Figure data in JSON
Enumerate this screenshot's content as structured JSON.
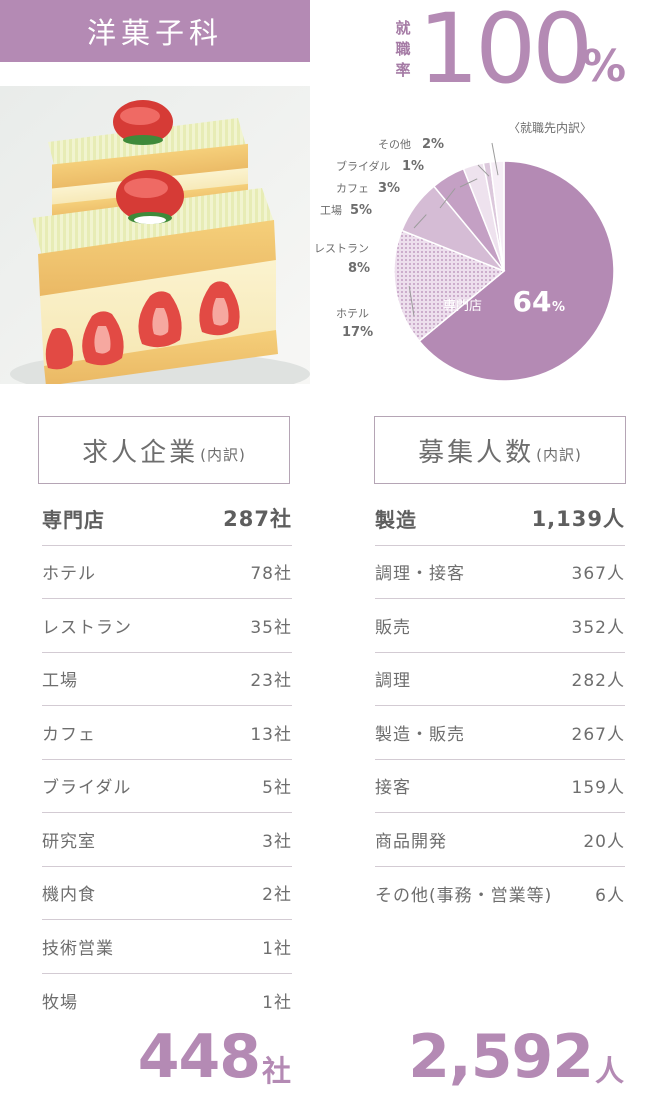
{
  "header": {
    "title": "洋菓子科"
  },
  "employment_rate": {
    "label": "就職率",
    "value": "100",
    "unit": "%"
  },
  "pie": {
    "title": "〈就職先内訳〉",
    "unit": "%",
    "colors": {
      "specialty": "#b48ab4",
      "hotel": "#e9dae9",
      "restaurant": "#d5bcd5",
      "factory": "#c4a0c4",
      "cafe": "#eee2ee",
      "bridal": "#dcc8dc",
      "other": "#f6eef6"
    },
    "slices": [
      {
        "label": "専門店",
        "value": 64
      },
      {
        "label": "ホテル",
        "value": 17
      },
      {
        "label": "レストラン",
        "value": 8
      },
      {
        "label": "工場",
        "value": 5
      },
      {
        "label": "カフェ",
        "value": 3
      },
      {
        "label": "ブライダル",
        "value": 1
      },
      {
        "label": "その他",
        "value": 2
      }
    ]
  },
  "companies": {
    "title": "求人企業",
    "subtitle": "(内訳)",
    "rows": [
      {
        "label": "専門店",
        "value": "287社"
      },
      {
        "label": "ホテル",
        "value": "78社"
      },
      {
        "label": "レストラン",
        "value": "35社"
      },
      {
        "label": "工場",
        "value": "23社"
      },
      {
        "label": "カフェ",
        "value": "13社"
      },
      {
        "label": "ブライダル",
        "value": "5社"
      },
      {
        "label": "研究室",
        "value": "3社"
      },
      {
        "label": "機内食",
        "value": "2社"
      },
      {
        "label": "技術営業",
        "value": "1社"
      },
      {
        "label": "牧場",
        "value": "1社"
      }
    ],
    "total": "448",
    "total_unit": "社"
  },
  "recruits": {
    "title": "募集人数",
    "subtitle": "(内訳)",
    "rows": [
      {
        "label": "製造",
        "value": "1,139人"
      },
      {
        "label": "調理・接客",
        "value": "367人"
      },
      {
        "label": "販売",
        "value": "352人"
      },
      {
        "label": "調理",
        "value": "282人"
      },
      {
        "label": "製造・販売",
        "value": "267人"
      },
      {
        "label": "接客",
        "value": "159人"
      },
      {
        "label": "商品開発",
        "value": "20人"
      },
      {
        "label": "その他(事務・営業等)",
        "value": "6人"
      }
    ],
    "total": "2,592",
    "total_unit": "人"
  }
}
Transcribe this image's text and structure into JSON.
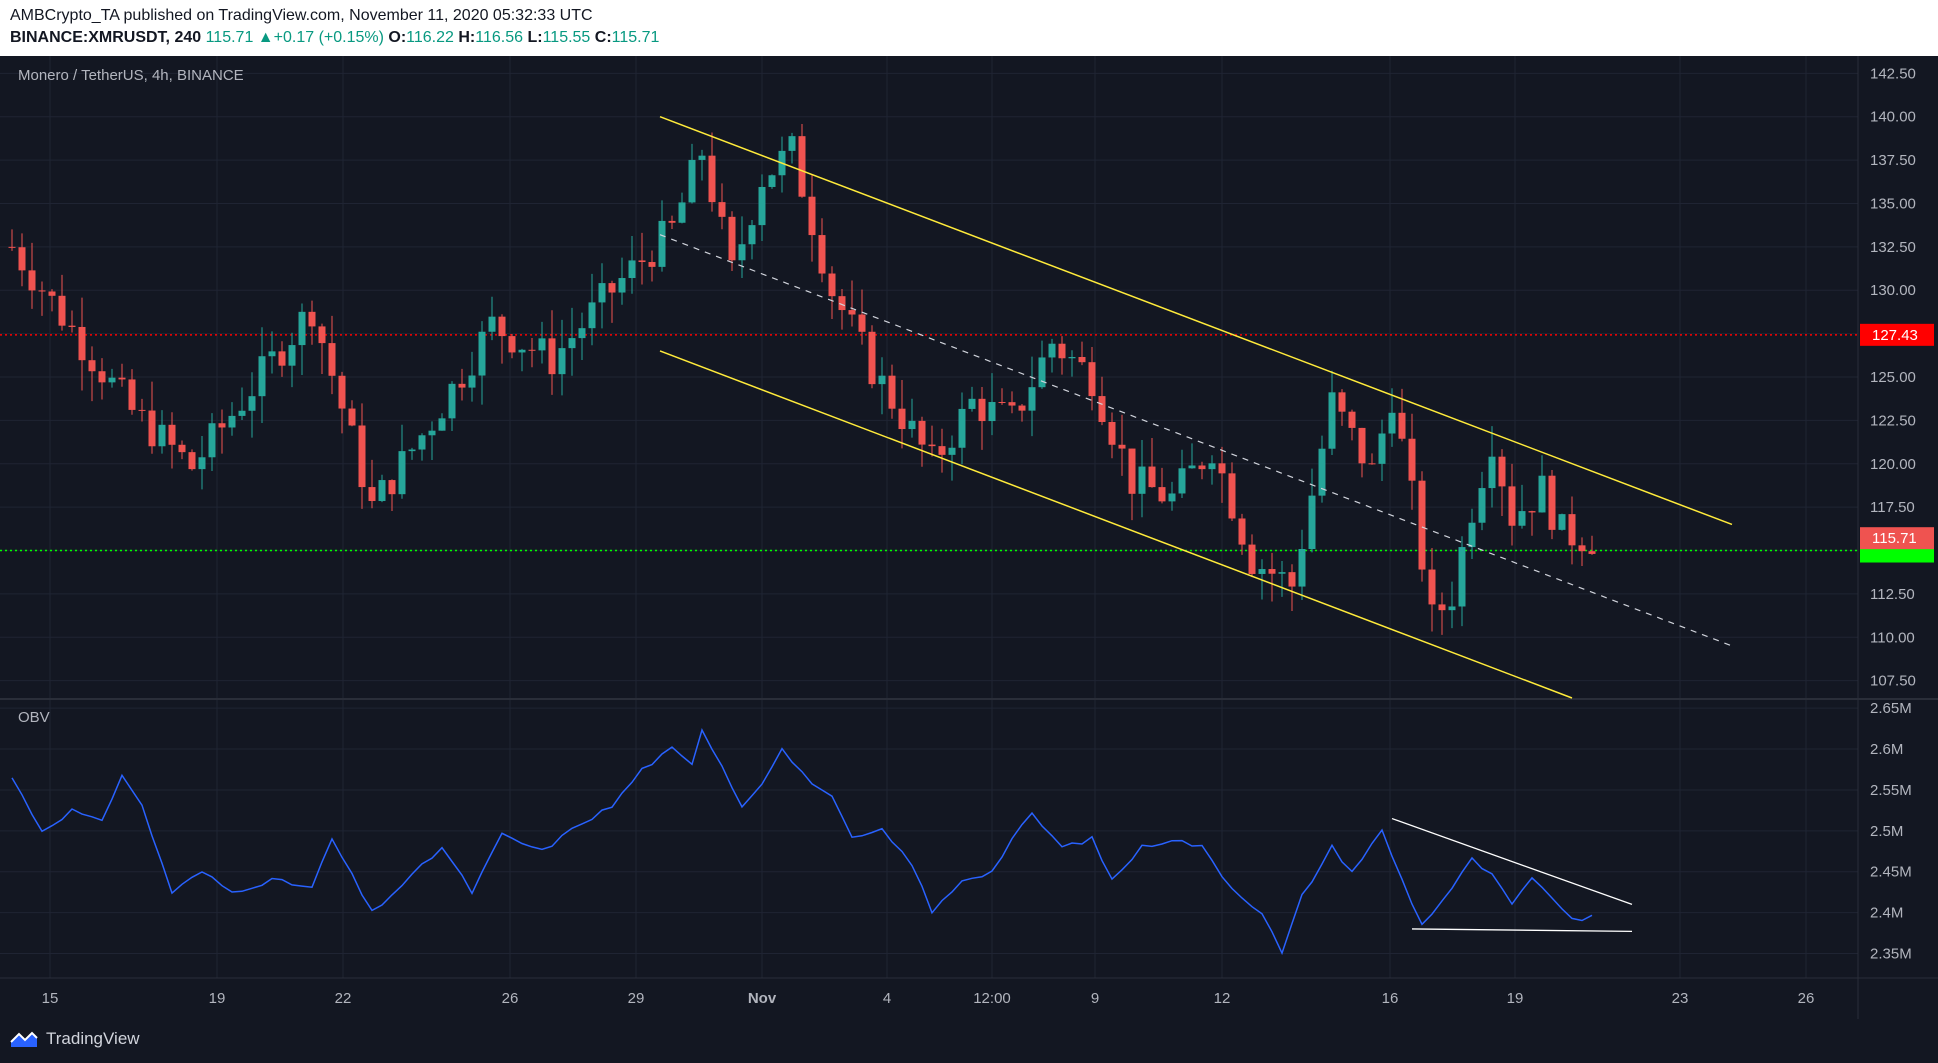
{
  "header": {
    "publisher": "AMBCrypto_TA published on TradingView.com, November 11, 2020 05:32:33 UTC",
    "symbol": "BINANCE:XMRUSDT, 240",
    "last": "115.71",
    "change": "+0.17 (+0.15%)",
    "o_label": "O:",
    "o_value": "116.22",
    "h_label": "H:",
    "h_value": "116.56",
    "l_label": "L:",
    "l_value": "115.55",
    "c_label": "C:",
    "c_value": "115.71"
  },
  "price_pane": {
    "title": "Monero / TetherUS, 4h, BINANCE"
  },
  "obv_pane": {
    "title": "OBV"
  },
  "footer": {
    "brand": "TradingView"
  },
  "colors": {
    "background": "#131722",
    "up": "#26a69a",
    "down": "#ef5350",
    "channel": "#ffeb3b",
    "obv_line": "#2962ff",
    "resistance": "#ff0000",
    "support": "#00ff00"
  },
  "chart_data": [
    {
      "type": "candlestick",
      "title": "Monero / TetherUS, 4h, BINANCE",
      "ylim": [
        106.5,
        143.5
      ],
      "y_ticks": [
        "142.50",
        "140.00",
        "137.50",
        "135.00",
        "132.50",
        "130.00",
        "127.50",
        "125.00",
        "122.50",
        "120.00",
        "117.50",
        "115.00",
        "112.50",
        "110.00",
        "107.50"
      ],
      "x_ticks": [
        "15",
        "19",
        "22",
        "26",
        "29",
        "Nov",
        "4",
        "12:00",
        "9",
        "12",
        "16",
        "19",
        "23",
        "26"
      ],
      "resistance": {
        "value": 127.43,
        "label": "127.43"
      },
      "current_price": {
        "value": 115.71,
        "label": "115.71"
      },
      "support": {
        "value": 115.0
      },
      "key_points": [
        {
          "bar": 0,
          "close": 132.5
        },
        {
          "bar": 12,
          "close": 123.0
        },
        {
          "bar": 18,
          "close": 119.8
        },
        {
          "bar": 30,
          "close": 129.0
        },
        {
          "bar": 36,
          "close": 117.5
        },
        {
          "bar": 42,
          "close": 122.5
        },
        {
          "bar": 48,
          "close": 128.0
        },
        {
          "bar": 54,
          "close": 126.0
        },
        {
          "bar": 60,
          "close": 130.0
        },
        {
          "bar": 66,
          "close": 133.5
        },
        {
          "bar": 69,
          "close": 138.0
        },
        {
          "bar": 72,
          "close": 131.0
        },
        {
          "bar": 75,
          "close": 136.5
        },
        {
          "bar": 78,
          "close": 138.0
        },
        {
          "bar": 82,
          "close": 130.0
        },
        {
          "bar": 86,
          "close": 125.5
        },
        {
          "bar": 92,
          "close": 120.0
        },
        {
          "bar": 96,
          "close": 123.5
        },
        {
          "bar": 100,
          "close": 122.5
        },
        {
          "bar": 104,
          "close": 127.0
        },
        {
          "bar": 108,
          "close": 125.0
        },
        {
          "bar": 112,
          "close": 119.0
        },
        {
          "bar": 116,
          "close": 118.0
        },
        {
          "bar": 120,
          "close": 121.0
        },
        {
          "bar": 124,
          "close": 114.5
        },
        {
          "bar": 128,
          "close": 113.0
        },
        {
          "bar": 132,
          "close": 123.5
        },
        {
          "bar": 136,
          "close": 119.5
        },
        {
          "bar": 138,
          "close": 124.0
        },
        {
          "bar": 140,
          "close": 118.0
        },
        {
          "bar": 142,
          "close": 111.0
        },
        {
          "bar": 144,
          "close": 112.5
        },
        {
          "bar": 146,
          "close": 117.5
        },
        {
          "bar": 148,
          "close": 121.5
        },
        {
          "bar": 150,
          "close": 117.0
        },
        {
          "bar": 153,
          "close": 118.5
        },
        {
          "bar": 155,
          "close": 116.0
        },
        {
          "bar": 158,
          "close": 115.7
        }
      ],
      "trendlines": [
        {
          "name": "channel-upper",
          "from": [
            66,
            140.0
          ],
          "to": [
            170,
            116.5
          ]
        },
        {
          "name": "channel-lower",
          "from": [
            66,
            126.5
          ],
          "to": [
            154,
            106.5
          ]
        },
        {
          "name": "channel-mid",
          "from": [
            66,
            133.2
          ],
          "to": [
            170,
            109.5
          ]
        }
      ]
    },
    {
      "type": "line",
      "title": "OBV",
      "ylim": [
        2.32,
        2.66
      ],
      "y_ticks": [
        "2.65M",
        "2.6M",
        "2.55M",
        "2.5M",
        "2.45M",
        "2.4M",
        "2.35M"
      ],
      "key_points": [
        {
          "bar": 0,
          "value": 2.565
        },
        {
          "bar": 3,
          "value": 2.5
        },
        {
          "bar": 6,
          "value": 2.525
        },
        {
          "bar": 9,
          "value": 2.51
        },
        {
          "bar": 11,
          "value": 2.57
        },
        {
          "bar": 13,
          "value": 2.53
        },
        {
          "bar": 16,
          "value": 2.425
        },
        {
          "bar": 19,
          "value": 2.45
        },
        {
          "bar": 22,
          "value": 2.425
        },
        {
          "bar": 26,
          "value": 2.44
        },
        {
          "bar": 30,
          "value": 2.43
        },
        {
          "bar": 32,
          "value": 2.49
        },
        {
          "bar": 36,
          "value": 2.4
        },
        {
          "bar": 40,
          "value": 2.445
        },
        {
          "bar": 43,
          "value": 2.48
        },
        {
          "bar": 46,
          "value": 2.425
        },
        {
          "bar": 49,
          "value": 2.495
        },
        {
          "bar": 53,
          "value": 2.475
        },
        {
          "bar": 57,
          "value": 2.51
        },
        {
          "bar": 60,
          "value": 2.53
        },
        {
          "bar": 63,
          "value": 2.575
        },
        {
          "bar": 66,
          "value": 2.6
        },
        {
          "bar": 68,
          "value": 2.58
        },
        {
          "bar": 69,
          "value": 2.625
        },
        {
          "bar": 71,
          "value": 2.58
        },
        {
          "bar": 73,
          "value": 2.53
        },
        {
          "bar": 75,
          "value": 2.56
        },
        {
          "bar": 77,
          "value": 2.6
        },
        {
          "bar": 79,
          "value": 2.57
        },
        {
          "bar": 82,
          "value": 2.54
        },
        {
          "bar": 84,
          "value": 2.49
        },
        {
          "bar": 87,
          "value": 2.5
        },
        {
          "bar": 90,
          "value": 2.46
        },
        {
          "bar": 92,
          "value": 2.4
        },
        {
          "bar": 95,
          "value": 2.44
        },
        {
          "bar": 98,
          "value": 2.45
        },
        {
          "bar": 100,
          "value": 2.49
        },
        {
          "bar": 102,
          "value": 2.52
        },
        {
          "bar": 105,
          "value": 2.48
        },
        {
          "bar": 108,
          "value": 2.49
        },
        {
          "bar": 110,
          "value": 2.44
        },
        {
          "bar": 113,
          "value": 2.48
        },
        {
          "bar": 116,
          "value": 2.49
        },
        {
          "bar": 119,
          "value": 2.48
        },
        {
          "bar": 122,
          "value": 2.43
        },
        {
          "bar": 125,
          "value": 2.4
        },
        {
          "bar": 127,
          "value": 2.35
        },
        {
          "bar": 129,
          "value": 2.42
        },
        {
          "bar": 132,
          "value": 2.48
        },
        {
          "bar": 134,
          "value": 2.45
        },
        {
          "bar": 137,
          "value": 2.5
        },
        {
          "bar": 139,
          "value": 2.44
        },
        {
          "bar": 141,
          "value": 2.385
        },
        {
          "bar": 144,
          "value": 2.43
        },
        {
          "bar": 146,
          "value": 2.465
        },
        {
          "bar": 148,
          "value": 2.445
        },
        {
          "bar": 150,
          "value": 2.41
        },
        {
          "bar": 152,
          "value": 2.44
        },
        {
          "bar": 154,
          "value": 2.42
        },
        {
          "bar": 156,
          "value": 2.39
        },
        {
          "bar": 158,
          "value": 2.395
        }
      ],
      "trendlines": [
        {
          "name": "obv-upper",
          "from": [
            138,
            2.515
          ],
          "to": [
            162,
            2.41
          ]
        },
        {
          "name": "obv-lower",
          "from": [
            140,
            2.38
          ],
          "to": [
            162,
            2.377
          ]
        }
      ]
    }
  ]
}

REQUEST ▸ Give the number of lines in the records that contain the string "name", with no other output.

THE ANSWER ▸ 5